>> Start Provided data

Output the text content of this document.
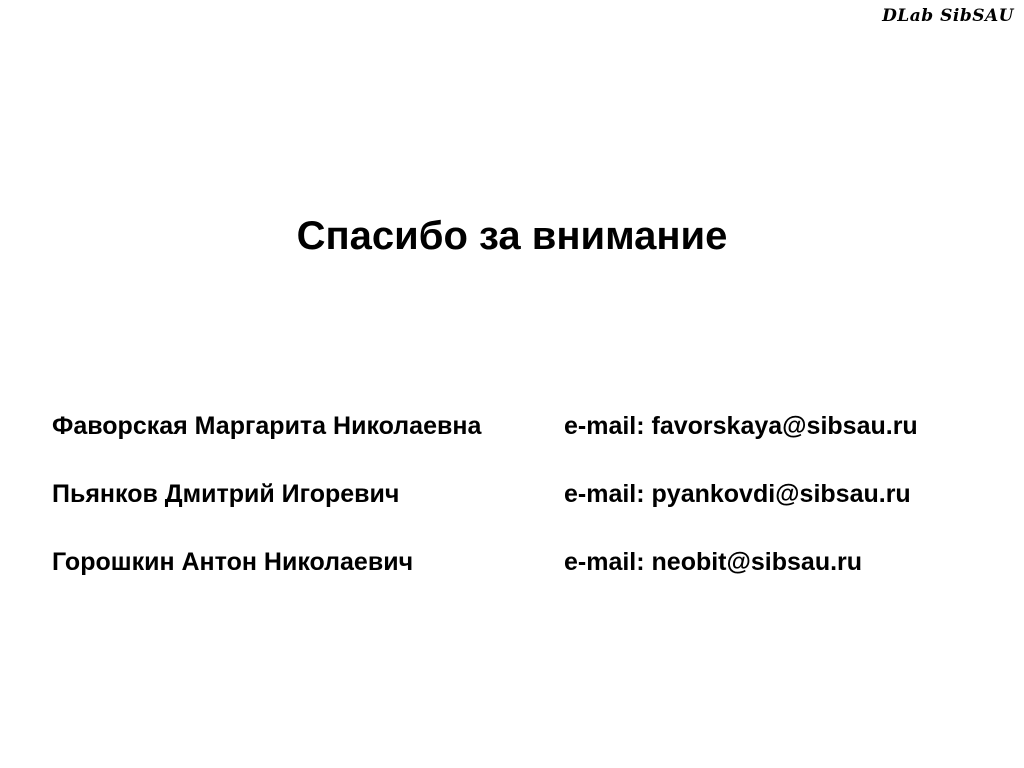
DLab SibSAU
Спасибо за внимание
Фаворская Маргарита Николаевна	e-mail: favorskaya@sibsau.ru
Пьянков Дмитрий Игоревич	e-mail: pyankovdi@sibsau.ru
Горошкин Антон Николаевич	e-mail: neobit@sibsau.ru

>> End Provided data

* _Your objective_
Repeat the records in full, exactly as they appear, without the pictures.

* _Correct output_
Output the text content of this document.
DLab SibSAU
Спасибо за внимание
Фаворская Маргарита Николаевна	e-mail: favorskaya@sibsau.ru
Пьянков Дмитрий Игоревич	e-mail: pyankovdi@sibsau.ru
Горошкин Антон Николаевич	e-mail: neobit@sibsau.ru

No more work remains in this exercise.